[Records that describe figures]
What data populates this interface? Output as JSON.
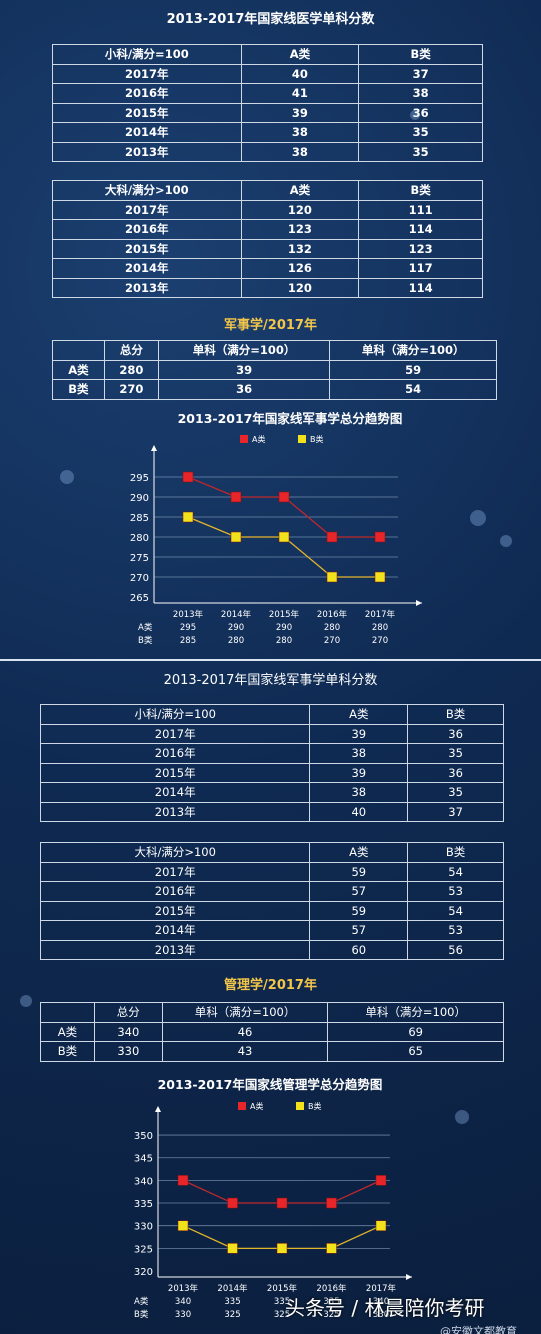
{
  "medicine": {
    "title": "2013-2017年国家线医学单科分数",
    "undergrad": {
      "header": [
        "小科/满分=100",
        "A类",
        "B类"
      ],
      "rows": [
        [
          "2017年",
          "40",
          "37"
        ],
        [
          "2016年",
          "41",
          "38"
        ],
        [
          "2015年",
          "39",
          "36"
        ],
        [
          "2014年",
          "38",
          "35"
        ],
        [
          "2013年",
          "38",
          "35"
        ]
      ]
    },
    "major": {
      "header": [
        "大科/满分>100",
        "A类",
        "B类"
      ],
      "rows": [
        [
          "2017年",
          "120",
          "111"
        ],
        [
          "2016年",
          "123",
          "114"
        ],
        [
          "2015年",
          "132",
          "123"
        ],
        [
          "2014年",
          "126",
          "117"
        ],
        [
          "2013年",
          "120",
          "114"
        ]
      ]
    }
  },
  "military": {
    "subtitle": "军事学/2017年",
    "summary": {
      "header": [
        "",
        "总分",
        "单科（满分=100）",
        "单科（满分=100）"
      ],
      "rows": [
        [
          "A类",
          "280",
          "39",
          "59"
        ],
        [
          "B类",
          "270",
          "36",
          "54"
        ]
      ]
    },
    "single": {
      "title": "2013-2017年国家线军事学单科分数",
      "undergrad": {
        "header": [
          "小科/满分=100",
          "A类",
          "B类"
        ],
        "rows": [
          [
            "2017年",
            "39",
            "36"
          ],
          [
            "2016年",
            "38",
            "35"
          ],
          [
            "2015年",
            "39",
            "36"
          ],
          [
            "2014年",
            "38",
            "35"
          ],
          [
            "2013年",
            "40",
            "37"
          ]
        ]
      },
      "major": {
        "header": [
          "大科/满分>100",
          "A类",
          "B类"
        ],
        "rows": [
          [
            "2017年",
            "59",
            "54"
          ],
          [
            "2016年",
            "57",
            "53"
          ],
          [
            "2015年",
            "59",
            "54"
          ],
          [
            "2014年",
            "57",
            "53"
          ],
          [
            "2013年",
            "60",
            "56"
          ]
        ]
      }
    }
  },
  "management": {
    "subtitle": "管理学/2017年",
    "summary": {
      "header": [
        "",
        "总分",
        "单科（满分=100）",
        "单科（满分=100）"
      ],
      "rows": [
        [
          "A类",
          "340",
          "46",
          "69"
        ],
        [
          "B类",
          "330",
          "43",
          "65"
        ]
      ]
    }
  },
  "chart_data": [
    {
      "type": "line",
      "title": "2013-2017年国家线军事学总分趋势图",
      "categories": [
        "2013年",
        "2014年",
        "2015年",
        "2016年",
        "2017年"
      ],
      "series": [
        {
          "name": "A类",
          "values": [
            295,
            290,
            290,
            280,
            280
          ],
          "color": "#e8262a",
          "line": "#c0282c"
        },
        {
          "name": "B类",
          "values": [
            285,
            280,
            280,
            270,
            270
          ],
          "color": "#f2e21b",
          "line": "#e3b52a"
        }
      ],
      "yticks": [
        265,
        270,
        275,
        280,
        285,
        290,
        295
      ],
      "ylim": [
        265,
        298
      ],
      "legend": "top",
      "grid": true
    },
    {
      "type": "line",
      "title": "2013-2017年国家线管理学总分趋势图",
      "categories": [
        "2013年",
        "2014年",
        "2015年",
        "2016年",
        "2017年"
      ],
      "series": [
        {
          "name": "A类",
          "values": [
            340,
            335,
            335,
            335,
            340
          ],
          "color": "#e8262a",
          "line": "#c0282c"
        },
        {
          "name": "B类",
          "values": [
            330,
            325,
            325,
            325,
            330
          ],
          "color": "#f2e21b",
          "line": "#e3b52a"
        }
      ],
      "yticks": [
        320,
        325,
        330,
        335,
        340,
        345,
        350
      ],
      "ylim": [
        320,
        352
      ],
      "legend": "top",
      "grid": true
    }
  ],
  "watermark": {
    "main": "头条号 / 林晨陪你考研",
    "sub": "@安徽文都教育"
  }
}
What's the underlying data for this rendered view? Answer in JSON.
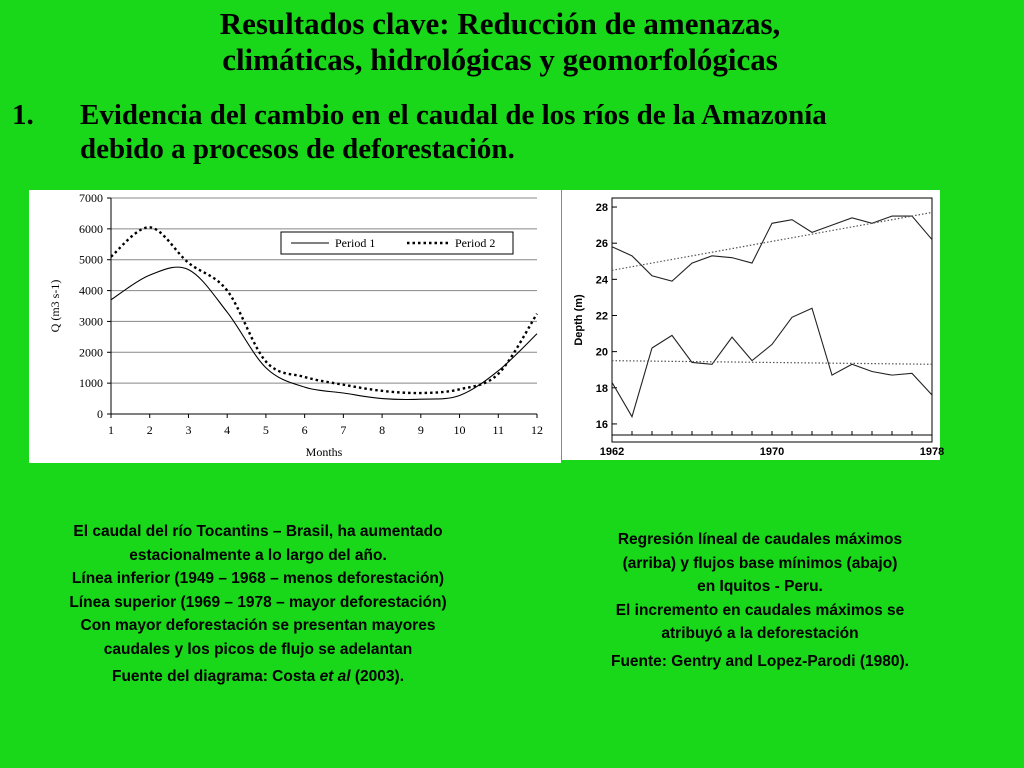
{
  "slide": {
    "title_line1": "Resultados clave: Reducción de amenazas,",
    "title_line2": "climáticas, hidrológicas y geomorfológicas",
    "bullet_number": "1.",
    "bullet_line1": "Evidencia del cambio en el caudal de los ríos de la Amazonía",
    "bullet_line2": "debido a procesos de deforestación."
  },
  "chart_data": [
    {
      "type": "line",
      "xlabel": "Months",
      "ylabel": "Q (m3 s-1)",
      "x": [
        1,
        2,
        3,
        4,
        5,
        6,
        7,
        8,
        9,
        10,
        11,
        12
      ],
      "xlim": [
        1,
        12
      ],
      "ylim": [
        0,
        7000
      ],
      "yticks": [
        0,
        1000,
        2000,
        3000,
        4000,
        5000,
        6000,
        7000
      ],
      "grid": "horizontal",
      "legend_position": "top-right",
      "series": [
        {
          "name": "Period 1",
          "style": "solid",
          "values": [
            3700,
            4500,
            4680,
            3300,
            1500,
            870,
            680,
            500,
            480,
            600,
            1400,
            2600
          ]
        },
        {
          "name": "Period 2",
          "style": "dotted",
          "values": [
            5100,
            6050,
            4900,
            4000,
            1700,
            1200,
            950,
            750,
            680,
            800,
            1300,
            3250
          ]
        }
      ]
    },
    {
      "type": "line",
      "xlabel": "",
      "ylabel": "Depth (m)",
      "xlim": [
        1962,
        1978
      ],
      "xticks": [
        1962,
        1970,
        1978
      ],
      "ylim": [
        15,
        28.5
      ],
      "yticks": [
        16,
        18,
        20,
        22,
        24,
        26,
        28
      ],
      "grid": "none",
      "series": [
        {
          "role": "maximum flows",
          "style": "solid",
          "x": [
            1962,
            1963,
            1964,
            1965,
            1966,
            1967,
            1968,
            1969,
            1970,
            1971,
            1972,
            1973,
            1974,
            1975,
            1976,
            1977,
            1978
          ],
          "values": [
            25.8,
            25.3,
            24.2,
            23.9,
            24.9,
            25.3,
            25.2,
            24.9,
            27.1,
            27.3,
            26.6,
            27.0,
            27.4,
            27.1,
            27.5,
            27.5,
            26.2
          ]
        },
        {
          "role": "maximum flows trend",
          "style": "dotted",
          "x": [
            1962,
            1978
          ],
          "values": [
            24.5,
            27.7
          ]
        },
        {
          "role": "minimum base flows",
          "style": "solid",
          "x": [
            1962,
            1963,
            1964,
            1965,
            1966,
            1967,
            1968,
            1969,
            1970,
            1971,
            1972,
            1973,
            1974,
            1975,
            1976,
            1977,
            1978
          ],
          "values": [
            18.3,
            16.4,
            20.2,
            20.9,
            19.4,
            19.3,
            20.8,
            19.5,
            20.4,
            21.9,
            22.4,
            18.7,
            19.3,
            18.9,
            18.7,
            18.8,
            17.6
          ]
        },
        {
          "role": "minimum base flows trend",
          "style": "dotted",
          "x": [
            1962,
            1978
          ],
          "values": [
            19.5,
            19.3
          ]
        }
      ]
    }
  ],
  "caption_left": {
    "line1": "El caudal del río Tocantins – Brasil, ha aumentado",
    "line2": "estacionalmente a lo largo del año.",
    "line3": "Línea inferior (1949 – 1968 – menos deforestación)",
    "line4": "Línea superior (1969 – 1978 – mayor deforestación)",
    "line5": "Con mayor deforestación se presentan mayores",
    "line6": "caudales y los picos de flujo se adelantan",
    "source_prefix": "Fuente del diagrama: Costa ",
    "source_italic": "et al",
    "source_suffix": " (2003)."
  },
  "caption_right": {
    "line1": "Regresión líneal de caudales máximos",
    "line2": "(arriba) y flujos base mínimos (abajo)",
    "line3": "en Iquitos - Peru.",
    "line4": "El incremento en caudales máximos se",
    "line5": "atribuyó a la deforestación",
    "source": "Fuente: Gentry and Lopez-Parodi (1980)."
  }
}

INSTRUCTIONS FOR THE TASK: Every record is to be reproduced exactly, with no pictures included.

RESPONSE:
What data populates this interface? Output as JSON.
{
  "medicine": {
    "title": "2013-2017年国家线医学单科分数",
    "undergrad": {
      "header": [
        "小科/满分=100",
        "A类",
        "B类"
      ],
      "rows": [
        [
          "2017年",
          "40",
          "37"
        ],
        [
          "2016年",
          "41",
          "38"
        ],
        [
          "2015年",
          "39",
          "36"
        ],
        [
          "2014年",
          "38",
          "35"
        ],
        [
          "2013年",
          "38",
          "35"
        ]
      ]
    },
    "major": {
      "header": [
        "大科/满分>100",
        "A类",
        "B类"
      ],
      "rows": [
        [
          "2017年",
          "120",
          "111"
        ],
        [
          "2016年",
          "123",
          "114"
        ],
        [
          "2015年",
          "132",
          "123"
        ],
        [
          "2014年",
          "126",
          "117"
        ],
        [
          "2013年",
          "120",
          "114"
        ]
      ]
    }
  },
  "military": {
    "subtitle": "军事学/2017年",
    "summary": {
      "header": [
        "",
        "总分",
        "单科（满分=100）",
        "单科（满分=100）"
      ],
      "rows": [
        [
          "A类",
          "280",
          "39",
          "59"
        ],
        [
          "B类",
          "270",
          "36",
          "54"
        ]
      ]
    },
    "single": {
      "title": "2013-2017年国家线军事学单科分数",
      "undergrad": {
        "header": [
          "小科/满分=100",
          "A类",
          "B类"
        ],
        "rows": [
          [
            "2017年",
            "39",
            "36"
          ],
          [
            "2016年",
            "38",
            "35"
          ],
          [
            "2015年",
            "39",
            "36"
          ],
          [
            "2014年",
            "38",
            "35"
          ],
          [
            "2013年",
            "40",
            "37"
          ]
        ]
      },
      "major": {
        "header": [
          "大科/满分>100",
          "A类",
          "B类"
        ],
        "rows": [
          [
            "2017年",
            "59",
            "54"
          ],
          [
            "2016年",
            "57",
            "53"
          ],
          [
            "2015年",
            "59",
            "54"
          ],
          [
            "2014年",
            "57",
            "53"
          ],
          [
            "2013年",
            "60",
            "56"
          ]
        ]
      }
    }
  },
  "management": {
    "subtitle": "管理学/2017年",
    "summary": {
      "header": [
        "",
        "总分",
        "单科（满分=100）",
        "单科（满分=100）"
      ],
      "rows": [
        [
          "A类",
          "340",
          "46",
          "69"
        ],
        [
          "B类",
          "330",
          "43",
          "65"
        ]
      ]
    }
  },
  "chart_data": [
    {
      "type": "line",
      "title": "2013-2017年国家线军事学总分趋势图",
      "categories": [
        "2013年",
        "2014年",
        "2015年",
        "2016年",
        "2017年"
      ],
      "series": [
        {
          "name": "A类",
          "values": [
            295,
            290,
            290,
            280,
            280
          ],
          "color": "#e8262a",
          "line": "#c0282c"
        },
        {
          "name": "B类",
          "values": [
            285,
            280,
            280,
            270,
            270
          ],
          "color": "#f2e21b",
          "line": "#e3b52a"
        }
      ],
      "yticks": [
        265,
        270,
        275,
        280,
        285,
        290,
        295
      ],
      "ylim": [
        265,
        298
      ],
      "legend": "top",
      "grid": true
    },
    {
      "type": "line",
      "title": "2013-2017年国家线管理学总分趋势图",
      "categories": [
        "2013年",
        "2014年",
        "2015年",
        "2016年",
        "2017年"
      ],
      "series": [
        {
          "name": "A类",
          "values": [
            340,
            335,
            335,
            335,
            340
          ],
          "color": "#e8262a",
          "line": "#c0282c"
        },
        {
          "name": "B类",
          "values": [
            330,
            325,
            325,
            325,
            330
          ],
          "color": "#f2e21b",
          "line": "#e3b52a"
        }
      ],
      "yticks": [
        320,
        325,
        330,
        335,
        340,
        345,
        350
      ],
      "ylim": [
        320,
        352
      ],
      "legend": "top",
      "grid": true
    }
  ],
  "watermark": {
    "main": "头条号 / 林晨陪你考研",
    "sub": "@安徽文都教育"
  }
}
What's the underlying data for this rendered view? Answer in JSON.
{
  "slide": {
    "title_line1": "Resultados clave: Reducción de amenazas,",
    "title_line2": "climáticas, hidrológicas y geomorfológicas",
    "bullet_number": "1.",
    "bullet_line1": "Evidencia del cambio en el caudal de los ríos de la Amazonía",
    "bullet_line2": "debido a procesos de deforestación."
  },
  "chart_data": [
    {
      "type": "line",
      "xlabel": "Months",
      "ylabel": "Q (m3 s-1)",
      "x": [
        1,
        2,
        3,
        4,
        5,
        6,
        7,
        8,
        9,
        10,
        11,
        12
      ],
      "xlim": [
        1,
        12
      ],
      "ylim": [
        0,
        7000
      ],
      "yticks": [
        0,
        1000,
        2000,
        3000,
        4000,
        5000,
        6000,
        7000
      ],
      "grid": "horizontal",
      "legend_position": "top-right",
      "series": [
        {
          "name": "Period 1",
          "style": "solid",
          "values": [
            3700,
            4500,
            4680,
            3300,
            1500,
            870,
            680,
            500,
            480,
            600,
            1400,
            2600
          ]
        },
        {
          "name": "Period 2",
          "style": "dotted",
          "values": [
            5100,
            6050,
            4900,
            4000,
            1700,
            1200,
            950,
            750,
            680,
            800,
            1300,
            3250
          ]
        }
      ]
    },
    {
      "type": "line",
      "xlabel": "",
      "ylabel": "Depth (m)",
      "xlim": [
        1962,
        1978
      ],
      "xticks": [
        1962,
        1970,
        1978
      ],
      "ylim": [
        15,
        28.5
      ],
      "yticks": [
        16,
        18,
        20,
        22,
        24,
        26,
        28
      ],
      "grid": "none",
      "series": [
        {
          "role": "maximum flows",
          "style": "solid",
          "x": [
            1962,
            1963,
            1964,
            1965,
            1966,
            1967,
            1968,
            1969,
            1970,
            1971,
            1972,
            1973,
            1974,
            1975,
            1976,
            1977,
            1978
          ],
          "values": [
            25.8,
            25.3,
            24.2,
            23.9,
            24.9,
            25.3,
            25.2,
            24.9,
            27.1,
            27.3,
            26.6,
            27.0,
            27.4,
            27.1,
            27.5,
            27.5,
            26.2
          ]
        },
        {
          "role": "maximum flows trend",
          "style": "dotted",
          "x": [
            1962,
            1978
          ],
          "values": [
            24.5,
            27.7
          ]
        },
        {
          "role": "minimum base flows",
          "style": "solid",
          "x": [
            1962,
            1963,
            1964,
            1965,
            1966,
            1967,
            1968,
            1969,
            1970,
            1971,
            1972,
            1973,
            1974,
            1975,
            1976,
            1977,
            1978
          ],
          "values": [
            18.3,
            16.4,
            20.2,
            20.9,
            19.4,
            19.3,
            20.8,
            19.5,
            20.4,
            21.9,
            22.4,
            18.7,
            19.3,
            18.9,
            18.7,
            18.8,
            17.6
          ]
        },
        {
          "role": "minimum base flows trend",
          "style": "dotted",
          "x": [
            1962,
            1978
          ],
          "values": [
            19.5,
            19.3
          ]
        }
      ]
    }
  ],
  "caption_left": {
    "line1": "El caudal del río Tocantins – Brasil, ha aumentado",
    "line2": "estacionalmente a lo largo del año.",
    "line3": "Línea inferior (1949 – 1968 – menos deforestación)",
    "line4": "Línea superior (1969 – 1978 – mayor deforestación)",
    "line5": "Con mayor deforestación se presentan mayores",
    "line6": "caudales y los picos de flujo se adelantan",
    "source_prefix": "Fuente del diagrama: Costa ",
    "source_italic": "et al",
    "source_suffix": " (2003)."
  },
  "caption_right": {
    "line1": "Regresión líneal de caudales máximos",
    "line2": "(arriba) y flujos base mínimos (abajo)",
    "line3": "en Iquitos - Peru.",
    "line4": "El incremento en caudales máximos se",
    "line5": "atribuyó a la deforestación",
    "source": "Fuente: Gentry and Lopez-Parodi (1980)."
  }
}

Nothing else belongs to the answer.